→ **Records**

--

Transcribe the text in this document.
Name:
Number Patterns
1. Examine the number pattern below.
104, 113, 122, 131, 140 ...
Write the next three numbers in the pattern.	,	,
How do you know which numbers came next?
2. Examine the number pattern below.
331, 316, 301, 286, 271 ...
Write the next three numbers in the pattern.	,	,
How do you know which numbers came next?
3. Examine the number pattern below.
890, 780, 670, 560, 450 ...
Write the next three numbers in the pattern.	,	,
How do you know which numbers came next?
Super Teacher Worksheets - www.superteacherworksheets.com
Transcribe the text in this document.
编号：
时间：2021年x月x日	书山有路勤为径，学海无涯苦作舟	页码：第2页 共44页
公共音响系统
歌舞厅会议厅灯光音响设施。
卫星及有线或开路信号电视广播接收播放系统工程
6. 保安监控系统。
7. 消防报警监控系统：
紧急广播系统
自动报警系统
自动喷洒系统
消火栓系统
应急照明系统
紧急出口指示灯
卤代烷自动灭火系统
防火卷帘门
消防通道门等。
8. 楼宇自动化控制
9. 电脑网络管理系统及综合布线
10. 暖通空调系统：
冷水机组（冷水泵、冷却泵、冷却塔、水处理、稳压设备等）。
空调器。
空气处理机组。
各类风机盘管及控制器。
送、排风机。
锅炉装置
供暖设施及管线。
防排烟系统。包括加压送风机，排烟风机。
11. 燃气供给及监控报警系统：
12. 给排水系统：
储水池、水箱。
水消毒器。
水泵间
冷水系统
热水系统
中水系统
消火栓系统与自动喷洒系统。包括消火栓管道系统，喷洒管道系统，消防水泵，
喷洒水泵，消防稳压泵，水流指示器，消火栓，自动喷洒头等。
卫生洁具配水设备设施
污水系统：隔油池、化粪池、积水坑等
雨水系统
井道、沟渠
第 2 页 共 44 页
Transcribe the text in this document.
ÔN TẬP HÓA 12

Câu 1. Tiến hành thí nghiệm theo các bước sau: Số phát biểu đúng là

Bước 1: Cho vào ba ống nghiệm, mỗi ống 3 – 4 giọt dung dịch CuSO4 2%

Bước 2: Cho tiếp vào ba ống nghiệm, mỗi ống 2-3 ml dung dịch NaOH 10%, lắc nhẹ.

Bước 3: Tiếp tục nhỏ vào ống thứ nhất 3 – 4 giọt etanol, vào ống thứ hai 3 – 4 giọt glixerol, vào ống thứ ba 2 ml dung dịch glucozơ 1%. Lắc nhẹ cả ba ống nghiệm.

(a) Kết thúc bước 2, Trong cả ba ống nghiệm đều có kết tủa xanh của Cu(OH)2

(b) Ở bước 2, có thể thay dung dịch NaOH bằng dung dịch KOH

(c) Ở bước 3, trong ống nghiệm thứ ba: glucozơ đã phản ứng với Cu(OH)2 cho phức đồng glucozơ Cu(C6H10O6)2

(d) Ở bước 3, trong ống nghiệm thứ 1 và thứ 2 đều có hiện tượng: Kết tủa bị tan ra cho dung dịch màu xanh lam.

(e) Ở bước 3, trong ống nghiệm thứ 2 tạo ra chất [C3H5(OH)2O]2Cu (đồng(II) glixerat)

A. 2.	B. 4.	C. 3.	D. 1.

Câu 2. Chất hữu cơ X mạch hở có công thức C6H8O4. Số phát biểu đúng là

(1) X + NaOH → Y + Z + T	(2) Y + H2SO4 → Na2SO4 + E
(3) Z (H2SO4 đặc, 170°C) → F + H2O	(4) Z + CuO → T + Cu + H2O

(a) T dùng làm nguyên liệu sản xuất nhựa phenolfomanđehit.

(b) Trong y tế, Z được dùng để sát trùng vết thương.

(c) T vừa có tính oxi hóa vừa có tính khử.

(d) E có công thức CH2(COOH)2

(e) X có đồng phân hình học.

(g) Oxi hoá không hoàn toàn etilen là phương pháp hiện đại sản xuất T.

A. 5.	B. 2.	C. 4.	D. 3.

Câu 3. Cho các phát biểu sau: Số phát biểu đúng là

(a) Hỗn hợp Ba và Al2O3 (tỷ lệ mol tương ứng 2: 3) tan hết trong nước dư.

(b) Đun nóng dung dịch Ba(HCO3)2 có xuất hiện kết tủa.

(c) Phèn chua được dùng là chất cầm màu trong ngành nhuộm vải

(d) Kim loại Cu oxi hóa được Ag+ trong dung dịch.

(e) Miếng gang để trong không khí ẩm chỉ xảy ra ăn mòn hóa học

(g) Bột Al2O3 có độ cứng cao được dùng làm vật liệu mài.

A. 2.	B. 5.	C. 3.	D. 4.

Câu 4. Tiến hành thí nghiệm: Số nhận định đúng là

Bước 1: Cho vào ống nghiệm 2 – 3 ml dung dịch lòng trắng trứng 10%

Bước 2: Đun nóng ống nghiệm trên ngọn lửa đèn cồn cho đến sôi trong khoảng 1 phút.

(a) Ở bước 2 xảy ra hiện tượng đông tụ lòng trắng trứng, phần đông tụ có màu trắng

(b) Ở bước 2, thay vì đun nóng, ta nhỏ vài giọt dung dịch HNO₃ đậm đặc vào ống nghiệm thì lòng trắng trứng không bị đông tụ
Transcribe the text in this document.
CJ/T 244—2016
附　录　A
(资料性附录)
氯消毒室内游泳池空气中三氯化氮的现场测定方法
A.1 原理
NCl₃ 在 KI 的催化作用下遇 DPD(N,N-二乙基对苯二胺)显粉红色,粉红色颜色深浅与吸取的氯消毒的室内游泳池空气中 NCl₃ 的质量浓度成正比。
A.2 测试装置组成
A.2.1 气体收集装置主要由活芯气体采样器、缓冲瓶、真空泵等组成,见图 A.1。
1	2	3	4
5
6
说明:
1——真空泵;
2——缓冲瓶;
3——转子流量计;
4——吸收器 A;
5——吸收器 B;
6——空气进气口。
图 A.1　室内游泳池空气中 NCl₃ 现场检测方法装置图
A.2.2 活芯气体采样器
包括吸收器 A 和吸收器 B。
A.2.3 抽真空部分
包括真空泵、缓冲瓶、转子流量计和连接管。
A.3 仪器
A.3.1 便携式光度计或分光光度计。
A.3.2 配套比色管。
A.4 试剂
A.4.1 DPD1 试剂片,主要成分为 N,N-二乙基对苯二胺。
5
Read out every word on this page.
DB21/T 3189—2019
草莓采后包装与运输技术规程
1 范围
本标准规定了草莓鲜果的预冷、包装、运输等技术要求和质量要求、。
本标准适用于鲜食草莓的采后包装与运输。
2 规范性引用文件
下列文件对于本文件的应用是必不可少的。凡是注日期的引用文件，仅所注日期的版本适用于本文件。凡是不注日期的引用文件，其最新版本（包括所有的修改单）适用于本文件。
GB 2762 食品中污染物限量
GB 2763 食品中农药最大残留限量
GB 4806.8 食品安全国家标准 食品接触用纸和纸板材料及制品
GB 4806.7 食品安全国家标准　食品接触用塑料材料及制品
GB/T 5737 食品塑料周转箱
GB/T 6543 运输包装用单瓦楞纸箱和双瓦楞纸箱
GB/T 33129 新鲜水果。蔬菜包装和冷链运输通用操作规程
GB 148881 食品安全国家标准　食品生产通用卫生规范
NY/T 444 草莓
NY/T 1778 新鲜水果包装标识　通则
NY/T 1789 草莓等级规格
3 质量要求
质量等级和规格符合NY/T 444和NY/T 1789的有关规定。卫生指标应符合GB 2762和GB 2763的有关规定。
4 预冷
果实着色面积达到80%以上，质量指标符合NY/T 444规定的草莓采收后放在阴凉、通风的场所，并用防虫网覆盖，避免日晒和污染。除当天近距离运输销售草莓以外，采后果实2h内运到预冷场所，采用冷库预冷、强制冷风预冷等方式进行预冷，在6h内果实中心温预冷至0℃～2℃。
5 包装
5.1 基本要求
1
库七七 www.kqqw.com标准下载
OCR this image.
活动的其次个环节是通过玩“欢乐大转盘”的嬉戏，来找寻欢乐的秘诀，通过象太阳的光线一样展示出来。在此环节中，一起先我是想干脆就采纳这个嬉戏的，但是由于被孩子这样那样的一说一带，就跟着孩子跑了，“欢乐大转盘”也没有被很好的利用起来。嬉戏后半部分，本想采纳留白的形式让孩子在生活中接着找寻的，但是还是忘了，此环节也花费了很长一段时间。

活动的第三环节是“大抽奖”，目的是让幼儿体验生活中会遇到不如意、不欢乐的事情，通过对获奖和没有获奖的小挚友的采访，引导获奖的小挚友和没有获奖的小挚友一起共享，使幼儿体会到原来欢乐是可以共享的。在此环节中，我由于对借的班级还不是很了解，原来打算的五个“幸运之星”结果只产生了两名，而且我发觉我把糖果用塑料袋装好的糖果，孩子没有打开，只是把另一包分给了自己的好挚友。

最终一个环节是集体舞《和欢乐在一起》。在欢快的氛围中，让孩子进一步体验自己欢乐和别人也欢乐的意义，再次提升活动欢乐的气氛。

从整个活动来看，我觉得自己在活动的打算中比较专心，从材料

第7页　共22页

--

→ **Goal of the exercise**
Repeat exactly, and only, the lines from the one containing "OCR this image." through the end of the material.

→ **The response**
OCR this image.
活动的其次个环节是通过玩“欢乐大转盘”的嬉戏，来找寻欢乐的秘诀，通过象太阳的光线一样展示出来。在此环节中，一起先我是想干脆就采纳这个嬉戏的，但是由于被孩子这样那样的一说一带，就跟着孩子跑了，“欢乐大转盘”也没有被很好的利用起来。嬉戏后半部分，本想采纳留白的形式让孩子在生活中接着找寻的，但是还是忘了，此环节也花费了很长一段时间。

活动的第三环节是“大抽奖”，目的是让幼儿体验生活中会遇到不如意、不欢乐的事情，通过对获奖和没有获奖的小挚友的采访，引导获奖的小挚友和没有获奖的小挚友一起共享，使幼儿体会到原来欢乐是可以共享的。在此环节中，我由于对借的班级还不是很了解，原来打算的五个“幸运之星”结果只产生了两名，而且我发觉我把糖果用塑料袋装好的糖果，孩子没有打开，只是把另一包分给了自己的好挚友。

最终一个环节是集体舞《和欢乐在一起》。在欢快的氛围中，让孩子进一步体验自己欢乐和别人也欢乐的意义，再次提升活动欢乐的气氛。

从整个活动来看，我觉得自己在活动的打算中比较专心，从材料

第7页　共22页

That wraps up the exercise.